◆ TASK BRIEF
Restate the whole of the material. Keep every word, and drop the pictures.

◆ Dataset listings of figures

=-=-=

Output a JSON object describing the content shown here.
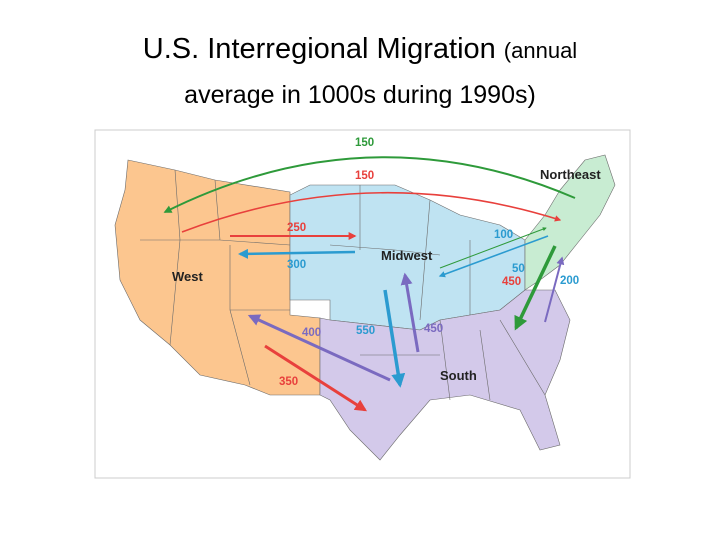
{
  "title": {
    "main": "U.S. Interregional Migration",
    "note": "(annual",
    "continued": "average in 1000s during 1990s)"
  },
  "map": {
    "regions": [
      "West",
      "Midwest",
      "South",
      "Northeast"
    ],
    "flows": [
      150,
      150,
      250,
      300,
      100,
      50,
      450,
      200,
      400,
      550,
      450,
      350
    ]
  }
}
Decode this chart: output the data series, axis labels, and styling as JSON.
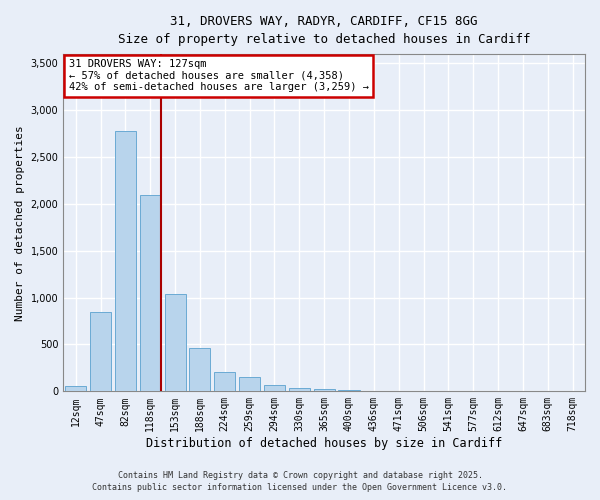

=-=-=

◆ ANSWER
Output a JSON object describing the content shown here.
{
  "title": {
    "main": "U.S. Interregional Migration",
    "note": "(annual",
    "continued": "average in 1000s during 1990s)"
  },
  "map": {
    "regions": [
      "West",
      "Midwest",
      "South",
      "Northeast"
    ],
    "flows": [
      150,
      150,
      250,
      300,
      100,
      50,
      450,
      200,
      400,
      550,
      450,
      350
    ]
  }
}
Decode this chart: output the data series, axis labels, and styling as JSON.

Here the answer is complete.